* What you have to do
Convert the lines below, from the line with "- signal-date-label: 10-May: [940, 478, 979, 490]" up to and including the line with "- logo-text: NOISE: [1508, 24, 1526, 30]", into a Markdown table with the columns Row and Line. Put each line's number in Row and the line itself in Line, and skip any blank lines.

* Material for this task
# # # # #
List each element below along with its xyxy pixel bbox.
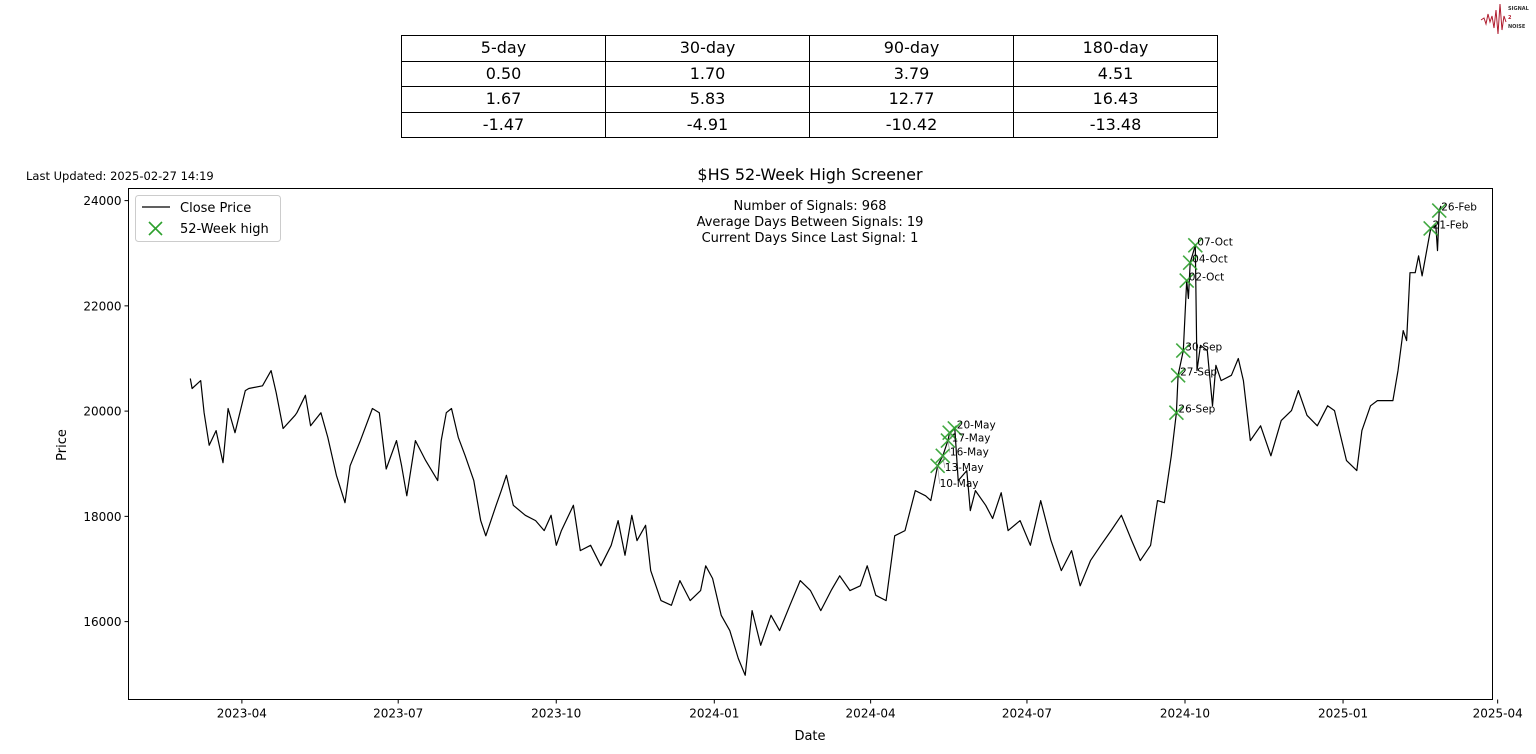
- signal-date-label: 10-May: [940, 478, 979, 490]
- x-tick-label: 2023-07: [373, 707, 423, 721]
- signal-x-marker: [1423, 220, 1439, 237]
- logo-text: SIGNAL: [1508, 6, 1530, 12]
- table-cell: 16.43: [1013, 86, 1218, 113]
- signal-count: Number of Signals: 968: [733, 199, 886, 214]
- x-tick-label: 2023-10: [531, 707, 581, 721]
- y-tick-label: 20000: [83, 405, 121, 419]
- signal-x-marker: [1182, 255, 1198, 271]
- marker-stroke: [1423, 220, 1439, 237]
- y-axis-label: Price: [55, 429, 70, 461]
- close-price-line: [189, 205, 1442, 676]
- table-cell: 5.83: [605, 86, 810, 113]
- x-tick-label: 2024-01: [689, 707, 739, 721]
- signal-date-label: 26-Sep: [1178, 404, 1215, 416]
- table-cell: 180-day: [1013, 35, 1218, 62]
- legend-label-close-price: Close Price: [180, 201, 251, 216]
- x-tick-label: 2024-10: [1160, 707, 1210, 721]
- signal-labels: 26-Feb 21-Feb 07-Oct 04-Oct 02-Oct 30-Sep 27-S…: [937, 202, 1477, 490]
- signal-date-label: 26-Feb: [1441, 202, 1477, 214]
- signal-x-marker: [1170, 367, 1186, 383]
- table-cell: 1.67: [401, 86, 606, 113]
- signal-date-label: 04-Oct: [1192, 254, 1228, 266]
- table-cell: 3.79: [809, 60, 1014, 87]
- signal-date-label: 17-May: [952, 433, 991, 445]
- legend-box: [135, 195, 281, 242]
- signal-x-marker: [1175, 343, 1191, 359]
- y-tick-label: 16000: [83, 615, 121, 629]
- signal-x-marker: [1431, 203, 1447, 219]
- x-tick-label: 2023-04: [217, 707, 267, 721]
- logo-text: NOISE: [1508, 24, 1526, 30]
- marker-stroke: [1168, 405, 1184, 421]
- legend-x-marker-icon: [148, 221, 163, 236]
- label-leader-line: [937, 465, 940, 484]
- signal-date-label: 13-May: [945, 462, 984, 474]
- y-tick-label: 18000: [83, 510, 121, 524]
- table-cell: -13.48: [1013, 111, 1218, 138]
- table-row: -1.47 -4.91 -10.42 -13.48: [401, 111, 1218, 138]
- table-header-row: 5-day 30-day 90-day 180-day: [401, 35, 1218, 62]
- table-cell: 30-day: [605, 35, 810, 62]
- signal-date-label: 16-May: [950, 447, 989, 459]
- table-cell: 12.77: [809, 86, 1014, 113]
- x-tick-label: 2025-04: [1473, 707, 1523, 721]
- marker-stroke: [947, 420, 963, 437]
- signal-markers: [930, 203, 1447, 474]
- marker-stroke: [1179, 273, 1195, 289]
- signal-x-marker: [947, 420, 963, 437]
- legend: Close Price 52-Week high: [135, 195, 281, 242]
- chart-title: $HS 52-Week High Screener: [697, 165, 923, 184]
- logo-text: 2: [1508, 15, 1512, 21]
- signal-x-marker: [1187, 237, 1203, 253]
- x-tick-label: 2024-04: [846, 707, 896, 721]
- plot-area-frame: [128, 188, 1493, 700]
- table-row: 0.50 1.70 3.79 4.51: [401, 60, 1218, 87]
- legend-label-52-week-high: 52-Week high: [180, 222, 269, 237]
- table-cell: -10.42: [809, 111, 1014, 138]
- marker-stroke: [1182, 255, 1198, 271]
- x-tick-label: 2024-07: [1002, 707, 1052, 721]
- signal-date-label: 07-Oct: [1197, 236, 1233, 248]
- x-axis-label: Date: [794, 729, 825, 744]
- table-cell: 5-day: [401, 35, 606, 62]
- logo-waveform-icon: [1480, 3, 1507, 35]
- table-cell: 4.51: [1013, 60, 1218, 87]
- table-cell: -1.47: [401, 111, 606, 138]
- returns-table: 5-day 30-day 90-day 180-day 0.50 1.70 3.…: [401, 35, 1218, 138]
- stats-annotation: Number of Signals: 968 Average Days Betw…: [697, 199, 924, 246]
- table-row: 1.67 5.83 12.77 16.43: [401, 86, 1218, 113]
- signal-x-marker: [1168, 405, 1184, 421]
- signal-date-label: 27-Sep: [1180, 366, 1217, 378]
- logo: SIGNAL 2 NOISE: [1480, 3, 1530, 35]
- y-tick-label: 24000: [83, 194, 121, 208]
- label-leader-line: [949, 432, 952, 439]
- signal-x-marker: [1179, 273, 1195, 289]
- label-leader-line: [942, 455, 946, 468]
- marker-stroke: [1187, 237, 1203, 253]
- days-since-last-signal: Current Days Since Last Signal: 1: [702, 231, 919, 246]
- avg-days-between-signals: Average Days Between Signals: 19: [697, 215, 924, 230]
- signal-date-label: 30-Sep: [1185, 342, 1222, 354]
- marker-stroke: [1431, 203, 1447, 219]
- table-cell: -4.91: [605, 111, 810, 138]
- last-updated: Last Updated: 2025-02-27 14:19: [26, 169, 214, 183]
- label-leader-line: [947, 440, 951, 453]
- marker-stroke: [1170, 367, 1186, 383]
- signal-date-label: 21-Feb: [1433, 219, 1469, 231]
- x-tick-label: 2025-01: [1318, 707, 1368, 721]
- y-tick-label: 22000: [83, 299, 121, 313]
- signal-date-label: 20-May: [957, 419, 996, 431]
- marker-stroke: [1175, 343, 1191, 359]
- signal-date-label: 02-Oct: [1189, 272, 1225, 284]
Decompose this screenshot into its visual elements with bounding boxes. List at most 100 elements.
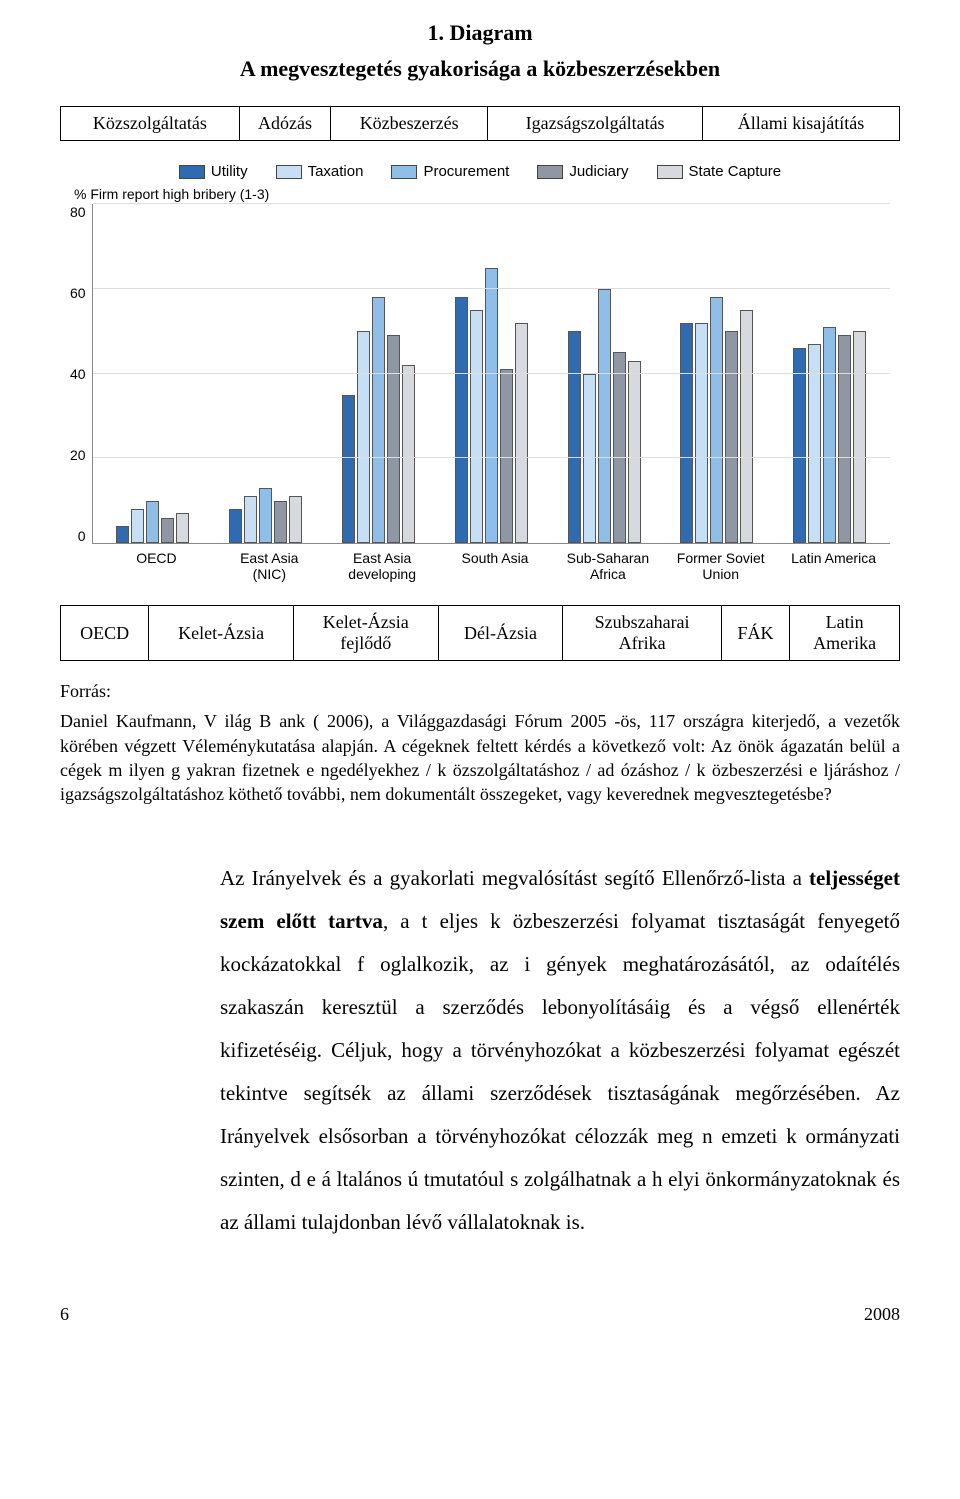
bar-group (793, 204, 866, 543)
y-tick: 40 (70, 366, 86, 382)
source-label: Forrás: (60, 679, 900, 703)
chart-caption: % Firm report high bribery (1-3) (74, 186, 890, 202)
header-cell: Adózás (239, 107, 331, 141)
bar (613, 352, 626, 543)
legend-label: Utility (211, 163, 248, 180)
gridline (93, 203, 890, 204)
header-cell: Igazságszolgáltatás (488, 107, 703, 141)
bar (274, 501, 287, 543)
regions-table: OECDKelet-ÁzsiaKelet-ÁzsiafejlődőDél-Ázs… (60, 605, 900, 661)
bar (176, 513, 189, 543)
legend-item: Judiciary (537, 163, 628, 180)
bar (740, 310, 753, 543)
source-block: Forrás: Daniel Kaufmann, V ilág B ank ( … (60, 679, 900, 806)
bar (229, 509, 242, 543)
header-cell: Állami kisajátítás (703, 107, 900, 141)
bar (244, 496, 257, 543)
bar (710, 297, 723, 543)
x-tick: Latin America (777, 550, 890, 582)
x-tick: East Asiadeveloping (326, 550, 439, 582)
bar (259, 488, 272, 543)
legend-label: Procurement (423, 163, 509, 180)
bar (568, 331, 581, 543)
legend-swatch (657, 165, 683, 179)
bar (583, 374, 596, 544)
legend-swatch (537, 165, 563, 179)
region-cell: OECD (61, 606, 149, 661)
bar (695, 323, 708, 543)
legend-item: State Capture (657, 163, 782, 180)
bar (387, 335, 400, 543)
page-year: 2008 (864, 1304, 900, 1325)
bar (838, 335, 851, 543)
header-cell: Közszolgáltatás (61, 107, 240, 141)
legend-item: Utility (179, 163, 248, 180)
bar (680, 323, 693, 543)
bar-group (229, 204, 302, 543)
y-tick: 20 (70, 447, 86, 463)
source-text: Daniel Kaufmann, V ilág B ank ( 2006), a… (60, 709, 900, 806)
body-paragraph: Az Irányelvek és a gyakorlati megvalósít… (220, 857, 900, 1244)
bar (342, 395, 355, 543)
region-cell: SzubszaharaiAfrika (563, 606, 721, 661)
region-cell: Kelet-Ázsiafejlődő (293, 606, 438, 661)
bar (500, 369, 513, 543)
bar-group (455, 204, 528, 543)
x-tick: Former SovietUnion (664, 550, 777, 582)
page-footer: 6 2008 (60, 1304, 900, 1325)
bar (402, 365, 415, 543)
bar (793, 348, 806, 543)
bar (357, 331, 370, 543)
bar (161, 518, 174, 543)
legend-swatch (179, 165, 205, 179)
legend-label: Taxation (308, 163, 364, 180)
bar (628, 361, 641, 543)
bar (372, 297, 385, 543)
bar (146, 501, 159, 543)
bar-chart: Utility Taxation Procurement Judiciary State… (60, 153, 900, 587)
legend-swatch (391, 165, 417, 179)
region-cell: Kelet-Ázsia (149, 606, 294, 661)
y-tick: 0 (70, 528, 86, 544)
gridline (93, 373, 890, 374)
bar (455, 297, 468, 543)
y-tick: 60 (70, 285, 86, 301)
header-table: KözszolgáltatásAdózásKözbeszerzésIgazság… (60, 106, 900, 141)
bar (289, 496, 302, 543)
bar-group (342, 204, 415, 543)
chart-legend: Utility Taxation Procurement Judiciary State… (70, 163, 890, 180)
bar-group (680, 204, 753, 543)
legend-item: Taxation (276, 163, 364, 180)
x-tick: OECD (100, 550, 213, 582)
body-bold: teljességet szem előtt tartva (220, 866, 900, 933)
legend-label: Judiciary (569, 163, 628, 180)
x-tick: East Asia(NIC) (213, 550, 326, 582)
bar (853, 331, 866, 543)
bar (131, 509, 144, 543)
chart-y-axis: 80 60 40 20 0 (70, 204, 92, 544)
legend-swatch (276, 165, 302, 179)
bar-group (568, 204, 641, 543)
bar (485, 268, 498, 543)
region-cell: Dél-Ázsia (438, 606, 563, 661)
page-number: 6 (60, 1304, 69, 1325)
bar (515, 323, 528, 543)
bar (808, 344, 821, 543)
bar (725, 331, 738, 543)
x-tick: South Asia (439, 550, 552, 582)
diagram-number: 1. Diagram (60, 20, 900, 46)
bar (598, 289, 611, 543)
bar (116, 526, 129, 543)
gridline (93, 288, 890, 289)
legend-item: Procurement (391, 163, 509, 180)
bar-group (116, 204, 189, 543)
region-cell: FÁK (721, 606, 790, 661)
y-tick: 80 (70, 204, 86, 220)
bar (823, 327, 836, 543)
legend-label: State Capture (689, 163, 782, 180)
chart-plot-area (92, 204, 890, 544)
chart-x-axis: OECDEast Asia(NIC)East AsiadevelopingSou… (70, 550, 890, 582)
diagram-title: A megvesztegetés gyakorisága a közbeszer… (60, 56, 900, 82)
region-cell: LatinAmerika (790, 606, 900, 661)
bar (470, 310, 483, 543)
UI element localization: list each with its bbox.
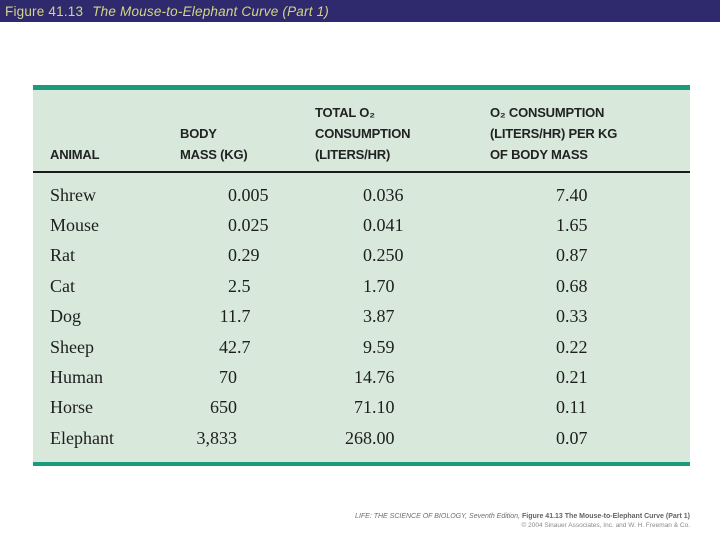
column-header-animal: ANIMAL (50, 147, 100, 162)
total-o2-cell: 0.036 (363, 184, 404, 205)
animal-cell: Horse (50, 397, 93, 418)
credit-line: LIFE: THE SCIENCE OF BIOLOGY, Seventh Ed… (355, 512, 690, 521)
o2-per-kg-cell: 0.22 (556, 336, 588, 357)
body-mass-cell: 70 (219, 367, 237, 388)
body-mass-cell: 11.7 (219, 306, 251, 327)
copyright-line: © 2004 Sinauer Associates, Inc. and W. H… (521, 522, 690, 529)
table-row: Shrew 0.005 0.036 7.40 (33, 180, 690, 210)
body-mass-cell: 2.5 (228, 275, 251, 296)
o2-per-kg-cell: 0.87 (556, 245, 588, 266)
figure-title-label: The Mouse-to-Elephant Curve (Part 1) (92, 3, 330, 19)
animal-cell: Shrew (50, 184, 96, 205)
table-row: Dog 11.7 3.87 0.33 (33, 302, 690, 332)
animal-cell: Human (50, 367, 103, 388)
o2-per-kg-cell: 0.33 (556, 306, 588, 327)
table-row: Sheep 42.7 9.59 0.22 (33, 332, 690, 362)
animal-cell: Elephant (50, 427, 114, 448)
column-header-total-o2: TOTAL O₂ CONSUMPTION (LITERS/HR) (315, 105, 411, 162)
table-row: Human 70 14.76 0.21 (33, 362, 690, 392)
body-mass-cell: 0.005 (228, 184, 269, 205)
total-o2-cell: 3.87 (363, 306, 395, 327)
slide-title-bar: Figure 41.13 The Mouse-to-Elephant Curve… (0, 0, 720, 22)
credit-figure-label: Figure 41.13 The Mouse-to-Elephant Curve… (521, 513, 690, 520)
animal-cell: Cat (50, 275, 75, 296)
animal-cell: Rat (50, 245, 75, 266)
table-body: Shrew 0.005 0.036 7.40 Mouse 0.025 0.041 1.65 Ra… (33, 173, 690, 462)
animal-cell: Dog (50, 306, 81, 327)
total-o2-cell: 0.041 (363, 215, 404, 236)
table-row: Cat 2.5 1.70 0.68 (33, 271, 690, 301)
o2-per-kg-cell: 0.07 (556, 427, 588, 448)
table-header-row: ANIMAL BODY MASS (KG) TOTAL O₂ CONSUMPTI… (33, 90, 690, 173)
column-header-body-mass: BODY MASS (KG) (180, 126, 248, 162)
animal-cell: Sheep (50, 336, 94, 357)
o2-per-kg-cell: 1.65 (556, 215, 588, 236)
body-mass-cell: 42.7 (219, 336, 251, 357)
animal-cell: Mouse (50, 215, 99, 236)
total-o2-cell: 1.70 (363, 275, 395, 296)
table-row: Mouse 0.025 0.041 1.65 (33, 210, 690, 240)
credit-block: LIFE: THE SCIENCE OF BIOLOGY, Seventh Ed… (355, 512, 690, 530)
table-row: Rat 0.29 0.250 0.87 (33, 241, 690, 271)
data-table: ANIMAL BODY MASS (KG) TOTAL O₂ CONSUMPTI… (33, 85, 690, 466)
figure-number-label: Figure 41.13 (5, 3, 84, 19)
o2-per-kg-cell: 7.40 (556, 184, 588, 205)
total-o2-cell: 9.59 (363, 336, 395, 357)
body-mass-cell: 650 (210, 397, 237, 418)
credit-source-label: LIFE: THE SCIENCE OF BIOLOGY, Seventh Ed… (355, 513, 521, 520)
table-row: Elephant 3,833 268.00 0.07 (33, 423, 690, 453)
o2-per-kg-cell: 0.11 (556, 397, 587, 418)
column-header-o2-per-kg: O₂ CONSUMPTION (LITERS/HR) PER KG OF BOD… (490, 105, 618, 162)
total-o2-cell: 268.00 (345, 427, 395, 448)
total-o2-cell: 14.76 (354, 367, 395, 388)
body-mass-cell: 3,833 (196, 427, 238, 448)
body-mass-cell: 0.025 (228, 215, 269, 236)
o2-per-kg-cell: 0.68 (556, 275, 588, 296)
o2-per-kg-cell: 0.21 (556, 367, 588, 388)
body-mass-cell: 0.29 (228, 245, 260, 266)
total-o2-cell: 71.10 (354, 397, 395, 418)
total-o2-cell: 0.250 (363, 245, 404, 266)
table-row: Horse 650 71.10 0.11 (33, 393, 690, 423)
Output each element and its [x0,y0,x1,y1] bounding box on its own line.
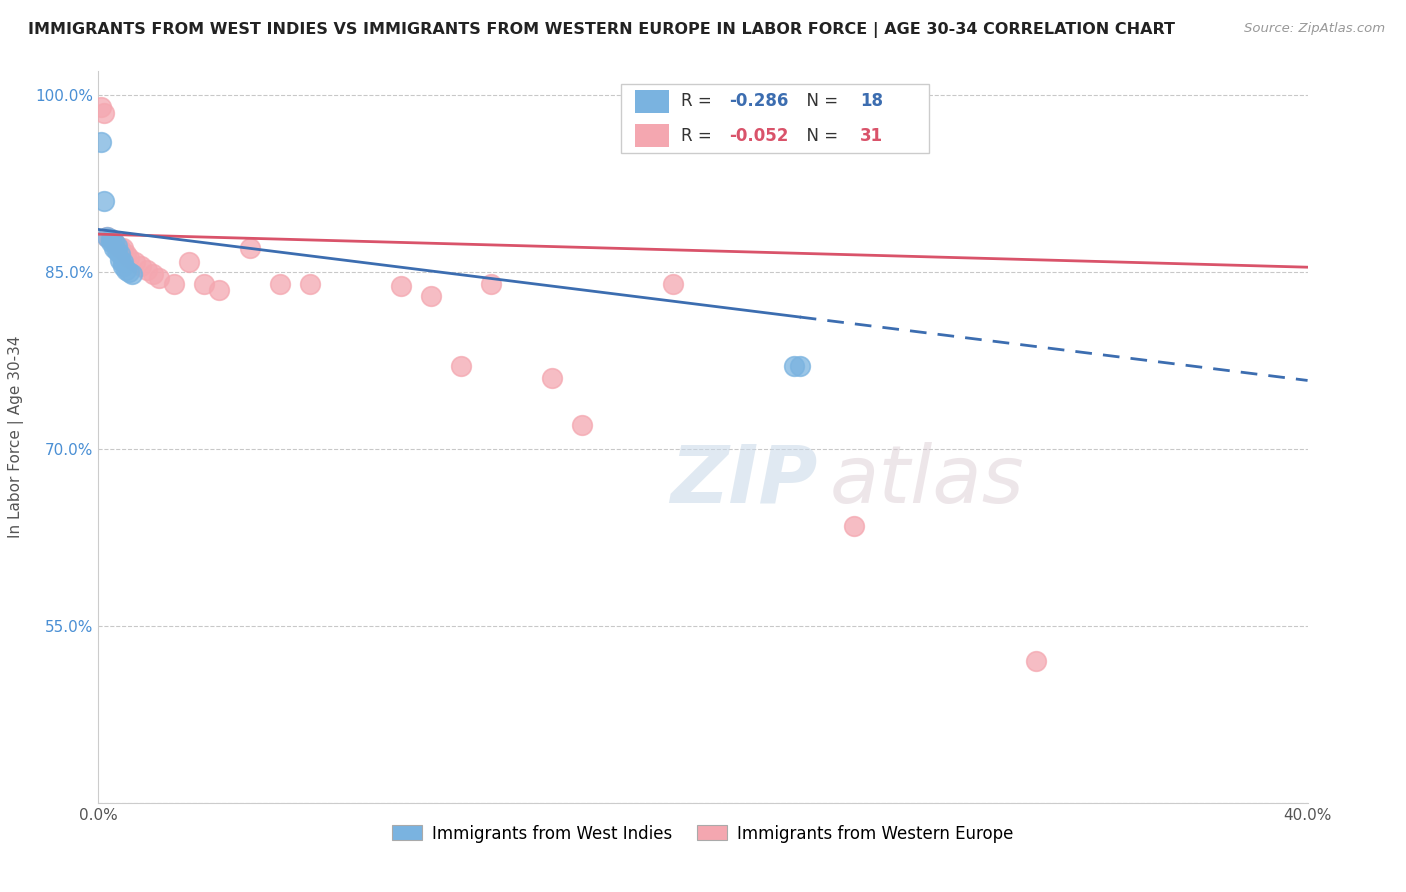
# # # # #
* Right answer
| Row | Line |
|---|---|
| 1 | - signal-date-label: 10-May: [940, 478, 979, 490] |
| 2 | - x-tick-label: 2023-07: [373, 707, 423, 721] |
| 3 | - signal-x-marker: [1423, 220, 1439, 237] |
| 4 | - logo-text: SIGNAL: [1508, 6, 1530, 12] |
| 5 | - table-cell: 16.43: [1013, 86, 1218, 113] |
| 6 | - signal-count: Number of Signals: 968: [733, 199, 886, 214] |
| 7 | - x-tick-label: 2023-10: [531, 707, 581, 721] |
| 8 | - y-tick-label: 20000: [83, 405, 121, 419] |
| 9 | - signal-x-marker: [1182, 255, 1198, 271] |
| 10 | - marker-stroke: [1423, 220, 1439, 237] |
| 11 | - y-axis-label: Price: [55, 429, 70, 461] |
| 12 | - close-price-line: [189, 205, 1442, 676] |
| 13 | - table-cell: 5.83: [605, 86, 810, 113] |
| 14 | - x-tick-label: 2024-01: [689, 707, 739, 721] |
| 15 | - signal-date-label: 26-Sep: [1178, 404, 1215, 416] |
| 16 | - table-cell: 180-day: [1013, 35, 1218, 62] |
| 17 | - legend-label-close-price: Close Price: [180, 201, 251, 216] |
| 18 | - x-tick-label: 2024-10: [1160, 707, 1210, 721] |
| 19 | - signal-labels: 26-Feb 21-Feb 07-Oct 04-Oct 02-Oct 30-Sep 27-S…: [937, 202, 1477, 490] |
| 20 | - signal-date-label: 26-Feb: [1441, 202, 1477, 214] |
| 21 | - signal-x-marker: [1170, 367, 1186, 383] |
| 22 | - table-cell: 1.67: [401, 86, 606, 113] |
| 23 | - signal-date-label: 04-Oct: [1192, 254, 1228, 266] |
| 24 | - table-cell: 3.79: [809, 60, 1014, 87] |
| 25 | - signal-date-label: 17-May: [952, 433, 991, 445] |
| 26 | - legend-box: [135, 195, 281, 242] |
| 27 | - signal-x-marker: [1175, 343, 1191, 359] |
| 28 | - y-tick-label: 16000: [83, 615, 121, 629] |
| 29 | - signal-x-marker: [1431, 203, 1447, 219] |
| 30 | - x-tick-label: 2023-04: [217, 707, 267, 721] |
| 31 | - logo-text: NOISE: [1508, 24, 1526, 30] |